= Task statement =
Find each line containing the word "symbol" and report how many there are. Add nothing else.

= Given records =
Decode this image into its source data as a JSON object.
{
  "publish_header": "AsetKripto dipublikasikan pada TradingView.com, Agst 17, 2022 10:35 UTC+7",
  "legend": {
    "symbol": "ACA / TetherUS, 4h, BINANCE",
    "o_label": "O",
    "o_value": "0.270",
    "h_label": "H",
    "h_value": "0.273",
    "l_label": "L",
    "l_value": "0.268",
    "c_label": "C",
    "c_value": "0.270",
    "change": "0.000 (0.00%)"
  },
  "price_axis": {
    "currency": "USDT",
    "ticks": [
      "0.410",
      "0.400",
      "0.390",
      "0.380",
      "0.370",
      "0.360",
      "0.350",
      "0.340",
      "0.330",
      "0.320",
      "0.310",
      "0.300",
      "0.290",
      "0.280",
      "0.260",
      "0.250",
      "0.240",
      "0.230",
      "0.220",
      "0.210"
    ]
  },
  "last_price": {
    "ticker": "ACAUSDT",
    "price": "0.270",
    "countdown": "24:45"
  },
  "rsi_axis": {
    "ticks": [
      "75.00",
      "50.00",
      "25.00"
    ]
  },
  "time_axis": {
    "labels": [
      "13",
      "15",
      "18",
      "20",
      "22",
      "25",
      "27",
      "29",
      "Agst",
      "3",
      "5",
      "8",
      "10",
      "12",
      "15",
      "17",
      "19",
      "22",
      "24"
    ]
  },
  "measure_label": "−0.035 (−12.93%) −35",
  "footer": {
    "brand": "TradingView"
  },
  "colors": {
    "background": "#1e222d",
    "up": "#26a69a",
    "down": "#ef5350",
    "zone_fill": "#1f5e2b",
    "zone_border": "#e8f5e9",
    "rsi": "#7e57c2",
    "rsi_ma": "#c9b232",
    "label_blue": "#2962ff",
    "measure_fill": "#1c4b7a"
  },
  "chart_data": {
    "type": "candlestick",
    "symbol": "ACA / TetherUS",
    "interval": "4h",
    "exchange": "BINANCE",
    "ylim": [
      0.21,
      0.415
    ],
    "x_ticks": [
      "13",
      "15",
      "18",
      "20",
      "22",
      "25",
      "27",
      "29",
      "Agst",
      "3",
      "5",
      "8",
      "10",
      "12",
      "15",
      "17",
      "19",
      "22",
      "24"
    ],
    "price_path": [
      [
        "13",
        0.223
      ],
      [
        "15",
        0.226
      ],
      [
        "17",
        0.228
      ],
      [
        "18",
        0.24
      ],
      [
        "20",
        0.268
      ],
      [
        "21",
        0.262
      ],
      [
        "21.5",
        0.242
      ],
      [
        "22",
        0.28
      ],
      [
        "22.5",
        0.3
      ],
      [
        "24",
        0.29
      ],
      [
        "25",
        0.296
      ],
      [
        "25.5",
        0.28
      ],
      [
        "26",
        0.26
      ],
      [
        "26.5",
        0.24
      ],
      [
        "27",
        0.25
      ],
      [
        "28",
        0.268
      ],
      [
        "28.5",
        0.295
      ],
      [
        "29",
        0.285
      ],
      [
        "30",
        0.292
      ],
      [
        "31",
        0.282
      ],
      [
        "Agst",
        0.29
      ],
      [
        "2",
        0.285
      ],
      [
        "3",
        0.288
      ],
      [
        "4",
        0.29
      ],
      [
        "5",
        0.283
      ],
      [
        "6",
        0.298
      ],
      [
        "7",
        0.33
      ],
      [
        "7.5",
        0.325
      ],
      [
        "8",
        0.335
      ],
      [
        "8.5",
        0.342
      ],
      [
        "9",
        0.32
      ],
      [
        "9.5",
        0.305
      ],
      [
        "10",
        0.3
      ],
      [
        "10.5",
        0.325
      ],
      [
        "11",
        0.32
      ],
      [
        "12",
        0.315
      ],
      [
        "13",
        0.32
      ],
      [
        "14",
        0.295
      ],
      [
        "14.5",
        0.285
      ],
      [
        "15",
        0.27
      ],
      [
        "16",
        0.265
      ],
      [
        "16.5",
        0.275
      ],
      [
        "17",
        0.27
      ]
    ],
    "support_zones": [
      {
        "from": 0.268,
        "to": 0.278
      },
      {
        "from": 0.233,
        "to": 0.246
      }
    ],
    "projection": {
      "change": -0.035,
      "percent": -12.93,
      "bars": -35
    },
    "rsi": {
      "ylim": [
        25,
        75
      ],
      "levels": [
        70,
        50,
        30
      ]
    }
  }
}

= Solution for this task =
2